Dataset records
## begin
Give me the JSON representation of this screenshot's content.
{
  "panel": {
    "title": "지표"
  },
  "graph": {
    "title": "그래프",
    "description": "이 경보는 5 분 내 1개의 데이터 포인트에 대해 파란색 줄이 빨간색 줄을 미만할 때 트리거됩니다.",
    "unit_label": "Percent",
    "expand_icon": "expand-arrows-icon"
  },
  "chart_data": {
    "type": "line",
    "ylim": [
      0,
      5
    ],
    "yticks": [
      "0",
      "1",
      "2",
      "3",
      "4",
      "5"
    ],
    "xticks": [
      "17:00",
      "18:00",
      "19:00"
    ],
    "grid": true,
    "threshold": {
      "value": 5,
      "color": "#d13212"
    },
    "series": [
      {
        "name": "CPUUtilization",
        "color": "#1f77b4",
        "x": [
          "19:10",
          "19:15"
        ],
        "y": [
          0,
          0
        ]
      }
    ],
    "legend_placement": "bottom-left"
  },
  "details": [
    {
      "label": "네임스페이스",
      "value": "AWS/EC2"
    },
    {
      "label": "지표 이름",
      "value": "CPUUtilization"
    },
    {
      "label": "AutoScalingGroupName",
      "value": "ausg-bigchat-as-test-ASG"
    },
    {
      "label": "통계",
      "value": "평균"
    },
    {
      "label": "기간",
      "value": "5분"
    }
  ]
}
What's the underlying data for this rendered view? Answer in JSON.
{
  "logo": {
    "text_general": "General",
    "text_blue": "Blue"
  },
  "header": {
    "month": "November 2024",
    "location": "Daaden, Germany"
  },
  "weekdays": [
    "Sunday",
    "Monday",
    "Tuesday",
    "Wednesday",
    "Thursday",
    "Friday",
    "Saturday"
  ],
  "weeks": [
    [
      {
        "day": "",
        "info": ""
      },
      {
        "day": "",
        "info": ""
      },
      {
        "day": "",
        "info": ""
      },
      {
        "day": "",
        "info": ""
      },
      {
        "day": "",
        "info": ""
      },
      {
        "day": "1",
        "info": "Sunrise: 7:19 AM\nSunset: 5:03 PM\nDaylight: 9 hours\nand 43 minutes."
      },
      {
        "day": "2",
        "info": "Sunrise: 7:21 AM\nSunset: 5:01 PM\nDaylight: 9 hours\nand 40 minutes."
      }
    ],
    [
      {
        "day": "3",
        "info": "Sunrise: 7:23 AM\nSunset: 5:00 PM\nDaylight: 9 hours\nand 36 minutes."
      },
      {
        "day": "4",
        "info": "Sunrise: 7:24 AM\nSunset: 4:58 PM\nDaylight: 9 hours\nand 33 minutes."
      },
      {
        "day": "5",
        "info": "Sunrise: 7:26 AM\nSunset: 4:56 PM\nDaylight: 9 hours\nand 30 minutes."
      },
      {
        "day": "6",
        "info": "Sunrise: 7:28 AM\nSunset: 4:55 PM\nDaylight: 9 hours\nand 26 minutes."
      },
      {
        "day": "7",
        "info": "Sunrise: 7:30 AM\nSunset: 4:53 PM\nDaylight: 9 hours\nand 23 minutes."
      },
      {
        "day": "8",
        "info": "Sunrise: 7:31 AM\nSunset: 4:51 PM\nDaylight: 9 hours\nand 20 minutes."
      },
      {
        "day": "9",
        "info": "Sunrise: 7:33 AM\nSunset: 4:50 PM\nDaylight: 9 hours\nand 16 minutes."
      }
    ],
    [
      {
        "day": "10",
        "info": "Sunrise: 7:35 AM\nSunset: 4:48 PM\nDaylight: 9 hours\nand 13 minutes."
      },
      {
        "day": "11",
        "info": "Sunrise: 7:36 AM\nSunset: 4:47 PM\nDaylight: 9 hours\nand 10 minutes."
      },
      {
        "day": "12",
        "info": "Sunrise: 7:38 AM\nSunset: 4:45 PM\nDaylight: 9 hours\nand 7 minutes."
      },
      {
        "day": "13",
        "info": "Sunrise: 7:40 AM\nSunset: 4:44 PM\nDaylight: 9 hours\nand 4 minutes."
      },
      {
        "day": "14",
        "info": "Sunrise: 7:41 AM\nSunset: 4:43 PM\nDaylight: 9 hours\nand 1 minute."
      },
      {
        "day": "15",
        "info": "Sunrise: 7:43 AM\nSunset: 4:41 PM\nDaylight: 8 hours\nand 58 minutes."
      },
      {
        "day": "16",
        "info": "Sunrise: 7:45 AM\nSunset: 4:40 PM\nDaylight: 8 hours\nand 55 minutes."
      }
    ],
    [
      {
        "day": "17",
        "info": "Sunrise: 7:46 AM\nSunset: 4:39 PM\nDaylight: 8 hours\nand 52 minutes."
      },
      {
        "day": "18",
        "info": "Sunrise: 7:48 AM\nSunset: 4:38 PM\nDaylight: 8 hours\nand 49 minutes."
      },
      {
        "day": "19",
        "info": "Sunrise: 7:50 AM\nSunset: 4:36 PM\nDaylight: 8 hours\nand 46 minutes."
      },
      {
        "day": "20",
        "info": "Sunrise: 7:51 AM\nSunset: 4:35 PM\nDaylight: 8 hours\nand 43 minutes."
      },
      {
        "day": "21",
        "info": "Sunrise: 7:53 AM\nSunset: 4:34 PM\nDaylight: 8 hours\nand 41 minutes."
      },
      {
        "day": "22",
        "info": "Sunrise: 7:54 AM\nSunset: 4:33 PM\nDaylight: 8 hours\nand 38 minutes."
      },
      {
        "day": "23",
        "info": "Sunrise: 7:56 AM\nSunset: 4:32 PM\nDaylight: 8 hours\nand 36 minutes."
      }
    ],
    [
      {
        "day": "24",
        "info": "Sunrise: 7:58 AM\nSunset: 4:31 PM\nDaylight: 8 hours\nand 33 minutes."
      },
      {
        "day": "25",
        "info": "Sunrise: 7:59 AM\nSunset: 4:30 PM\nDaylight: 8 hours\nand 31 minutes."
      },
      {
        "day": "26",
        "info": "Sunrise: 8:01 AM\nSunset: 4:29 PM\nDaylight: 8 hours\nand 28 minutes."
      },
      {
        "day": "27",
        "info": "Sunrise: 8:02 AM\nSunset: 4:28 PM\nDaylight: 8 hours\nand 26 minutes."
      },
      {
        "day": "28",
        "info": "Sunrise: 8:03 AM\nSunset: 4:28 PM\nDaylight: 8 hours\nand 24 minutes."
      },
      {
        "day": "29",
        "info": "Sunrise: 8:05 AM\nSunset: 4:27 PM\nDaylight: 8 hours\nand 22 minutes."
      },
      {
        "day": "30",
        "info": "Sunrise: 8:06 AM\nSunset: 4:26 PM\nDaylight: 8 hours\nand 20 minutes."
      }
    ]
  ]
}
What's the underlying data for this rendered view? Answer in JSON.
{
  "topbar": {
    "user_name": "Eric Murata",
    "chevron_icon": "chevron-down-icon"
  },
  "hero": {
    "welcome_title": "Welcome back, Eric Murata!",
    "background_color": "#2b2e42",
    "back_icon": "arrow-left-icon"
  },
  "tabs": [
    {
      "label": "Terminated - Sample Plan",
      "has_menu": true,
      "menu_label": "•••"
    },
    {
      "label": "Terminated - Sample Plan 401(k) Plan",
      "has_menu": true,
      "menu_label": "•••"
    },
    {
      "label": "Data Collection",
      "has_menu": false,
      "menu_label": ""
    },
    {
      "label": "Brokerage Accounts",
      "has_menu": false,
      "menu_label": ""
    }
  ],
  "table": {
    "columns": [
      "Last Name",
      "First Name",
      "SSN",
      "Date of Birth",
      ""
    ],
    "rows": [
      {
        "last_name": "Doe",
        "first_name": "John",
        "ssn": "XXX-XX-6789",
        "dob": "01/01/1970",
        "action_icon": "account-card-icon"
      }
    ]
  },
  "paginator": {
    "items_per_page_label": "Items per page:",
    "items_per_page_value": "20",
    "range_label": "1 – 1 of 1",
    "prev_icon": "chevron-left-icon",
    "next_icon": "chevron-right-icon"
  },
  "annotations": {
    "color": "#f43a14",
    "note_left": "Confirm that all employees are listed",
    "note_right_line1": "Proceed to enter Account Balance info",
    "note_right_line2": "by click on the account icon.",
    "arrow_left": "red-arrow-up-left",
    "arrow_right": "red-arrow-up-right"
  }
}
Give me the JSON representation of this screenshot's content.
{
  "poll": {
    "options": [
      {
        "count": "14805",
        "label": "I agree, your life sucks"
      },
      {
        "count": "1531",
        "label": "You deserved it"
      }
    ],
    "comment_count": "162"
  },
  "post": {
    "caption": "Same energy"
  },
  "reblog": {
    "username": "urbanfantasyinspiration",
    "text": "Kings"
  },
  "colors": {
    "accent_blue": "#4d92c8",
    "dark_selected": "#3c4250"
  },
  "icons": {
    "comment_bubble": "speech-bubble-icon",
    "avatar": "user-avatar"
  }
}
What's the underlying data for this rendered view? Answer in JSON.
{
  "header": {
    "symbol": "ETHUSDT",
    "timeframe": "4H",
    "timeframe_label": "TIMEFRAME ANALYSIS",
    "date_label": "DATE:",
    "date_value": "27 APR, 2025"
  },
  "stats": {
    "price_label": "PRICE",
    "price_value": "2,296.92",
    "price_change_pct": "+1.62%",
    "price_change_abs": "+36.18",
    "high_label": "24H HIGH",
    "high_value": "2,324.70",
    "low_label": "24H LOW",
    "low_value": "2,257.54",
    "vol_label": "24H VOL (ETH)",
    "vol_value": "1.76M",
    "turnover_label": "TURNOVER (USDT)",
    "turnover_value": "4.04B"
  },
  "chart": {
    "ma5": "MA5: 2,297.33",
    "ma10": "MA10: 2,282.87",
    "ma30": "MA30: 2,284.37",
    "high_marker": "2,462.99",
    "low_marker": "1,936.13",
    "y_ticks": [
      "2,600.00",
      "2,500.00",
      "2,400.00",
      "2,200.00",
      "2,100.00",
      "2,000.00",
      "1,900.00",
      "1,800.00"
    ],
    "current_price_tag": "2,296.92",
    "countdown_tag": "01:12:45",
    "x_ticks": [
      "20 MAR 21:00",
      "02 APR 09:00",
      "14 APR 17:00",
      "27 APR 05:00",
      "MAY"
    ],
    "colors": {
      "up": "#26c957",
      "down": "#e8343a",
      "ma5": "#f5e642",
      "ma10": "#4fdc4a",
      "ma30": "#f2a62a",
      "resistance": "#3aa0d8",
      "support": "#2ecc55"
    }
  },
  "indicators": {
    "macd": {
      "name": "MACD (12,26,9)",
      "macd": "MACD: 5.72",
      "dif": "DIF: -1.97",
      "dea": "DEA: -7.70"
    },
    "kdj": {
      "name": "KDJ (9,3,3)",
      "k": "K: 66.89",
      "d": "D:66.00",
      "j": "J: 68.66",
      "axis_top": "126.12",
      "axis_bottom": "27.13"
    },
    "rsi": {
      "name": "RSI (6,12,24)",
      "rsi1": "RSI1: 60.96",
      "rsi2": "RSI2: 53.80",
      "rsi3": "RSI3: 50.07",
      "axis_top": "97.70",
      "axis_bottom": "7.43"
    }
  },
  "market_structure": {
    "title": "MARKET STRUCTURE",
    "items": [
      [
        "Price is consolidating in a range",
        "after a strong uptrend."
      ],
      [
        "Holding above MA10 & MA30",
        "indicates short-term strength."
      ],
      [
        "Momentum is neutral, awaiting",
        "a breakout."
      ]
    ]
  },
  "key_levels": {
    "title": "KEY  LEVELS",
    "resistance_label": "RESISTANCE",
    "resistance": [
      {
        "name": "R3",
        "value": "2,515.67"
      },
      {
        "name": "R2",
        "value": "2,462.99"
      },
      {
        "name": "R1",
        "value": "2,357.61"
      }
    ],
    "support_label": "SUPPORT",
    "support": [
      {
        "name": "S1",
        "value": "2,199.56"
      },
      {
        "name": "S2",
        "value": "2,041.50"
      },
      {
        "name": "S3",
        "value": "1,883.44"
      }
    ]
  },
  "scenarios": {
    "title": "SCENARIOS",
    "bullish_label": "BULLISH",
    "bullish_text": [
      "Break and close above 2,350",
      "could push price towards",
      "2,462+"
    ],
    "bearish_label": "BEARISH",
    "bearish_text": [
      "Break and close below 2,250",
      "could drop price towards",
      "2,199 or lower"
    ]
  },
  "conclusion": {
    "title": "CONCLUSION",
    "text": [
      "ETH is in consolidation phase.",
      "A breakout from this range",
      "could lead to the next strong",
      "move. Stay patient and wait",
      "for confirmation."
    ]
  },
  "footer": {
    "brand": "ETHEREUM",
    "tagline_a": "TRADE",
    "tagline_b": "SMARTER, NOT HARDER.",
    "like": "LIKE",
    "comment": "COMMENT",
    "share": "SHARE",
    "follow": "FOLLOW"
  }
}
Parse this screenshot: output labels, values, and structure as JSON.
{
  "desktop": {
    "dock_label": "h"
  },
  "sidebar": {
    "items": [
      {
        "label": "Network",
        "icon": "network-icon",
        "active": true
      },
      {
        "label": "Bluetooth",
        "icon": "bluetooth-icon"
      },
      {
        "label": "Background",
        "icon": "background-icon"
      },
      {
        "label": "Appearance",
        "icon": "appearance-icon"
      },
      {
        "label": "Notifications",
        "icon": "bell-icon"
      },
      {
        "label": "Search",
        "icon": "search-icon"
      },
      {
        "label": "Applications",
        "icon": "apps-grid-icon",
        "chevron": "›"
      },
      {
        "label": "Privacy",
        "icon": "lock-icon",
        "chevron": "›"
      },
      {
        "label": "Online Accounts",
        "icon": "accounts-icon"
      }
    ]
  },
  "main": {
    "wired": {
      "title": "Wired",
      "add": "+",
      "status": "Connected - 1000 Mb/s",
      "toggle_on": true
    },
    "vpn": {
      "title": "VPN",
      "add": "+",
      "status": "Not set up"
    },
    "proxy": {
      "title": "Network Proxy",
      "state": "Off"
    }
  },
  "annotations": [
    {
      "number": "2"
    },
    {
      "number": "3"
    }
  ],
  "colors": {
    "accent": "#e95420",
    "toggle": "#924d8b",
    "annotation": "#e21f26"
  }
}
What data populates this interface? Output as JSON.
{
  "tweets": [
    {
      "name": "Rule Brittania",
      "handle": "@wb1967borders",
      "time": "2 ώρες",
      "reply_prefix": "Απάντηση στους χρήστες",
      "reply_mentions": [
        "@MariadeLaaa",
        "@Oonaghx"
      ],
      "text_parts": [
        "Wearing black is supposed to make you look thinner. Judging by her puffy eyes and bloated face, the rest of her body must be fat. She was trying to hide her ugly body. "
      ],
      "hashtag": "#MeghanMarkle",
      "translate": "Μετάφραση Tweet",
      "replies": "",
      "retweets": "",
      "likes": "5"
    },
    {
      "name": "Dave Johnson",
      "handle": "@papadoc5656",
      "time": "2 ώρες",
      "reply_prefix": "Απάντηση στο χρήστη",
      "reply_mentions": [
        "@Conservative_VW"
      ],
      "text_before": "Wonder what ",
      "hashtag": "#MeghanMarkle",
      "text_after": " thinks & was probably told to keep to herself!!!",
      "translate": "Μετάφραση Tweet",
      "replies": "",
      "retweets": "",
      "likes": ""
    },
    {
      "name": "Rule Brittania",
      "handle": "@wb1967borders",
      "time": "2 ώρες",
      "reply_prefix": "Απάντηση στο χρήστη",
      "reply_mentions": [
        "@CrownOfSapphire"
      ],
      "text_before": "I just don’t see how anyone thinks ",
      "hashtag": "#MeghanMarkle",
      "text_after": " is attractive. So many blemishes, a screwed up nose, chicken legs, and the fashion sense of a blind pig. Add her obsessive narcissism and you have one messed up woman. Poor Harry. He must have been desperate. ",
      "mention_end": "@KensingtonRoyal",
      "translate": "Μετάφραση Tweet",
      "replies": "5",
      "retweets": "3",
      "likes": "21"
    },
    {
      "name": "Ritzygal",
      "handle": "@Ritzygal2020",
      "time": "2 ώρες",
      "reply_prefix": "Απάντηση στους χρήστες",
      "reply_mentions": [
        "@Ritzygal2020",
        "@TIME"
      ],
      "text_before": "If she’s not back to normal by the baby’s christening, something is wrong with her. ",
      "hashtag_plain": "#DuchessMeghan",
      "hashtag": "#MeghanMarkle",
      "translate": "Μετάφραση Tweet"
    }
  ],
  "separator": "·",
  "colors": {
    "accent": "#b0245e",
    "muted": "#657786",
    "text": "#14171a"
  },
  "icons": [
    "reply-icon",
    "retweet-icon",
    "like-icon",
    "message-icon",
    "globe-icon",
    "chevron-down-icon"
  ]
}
## end
= The request =
How many of the listing's lines contain "thinks"? Respond with a single number and nothing else.

= Complete response =
2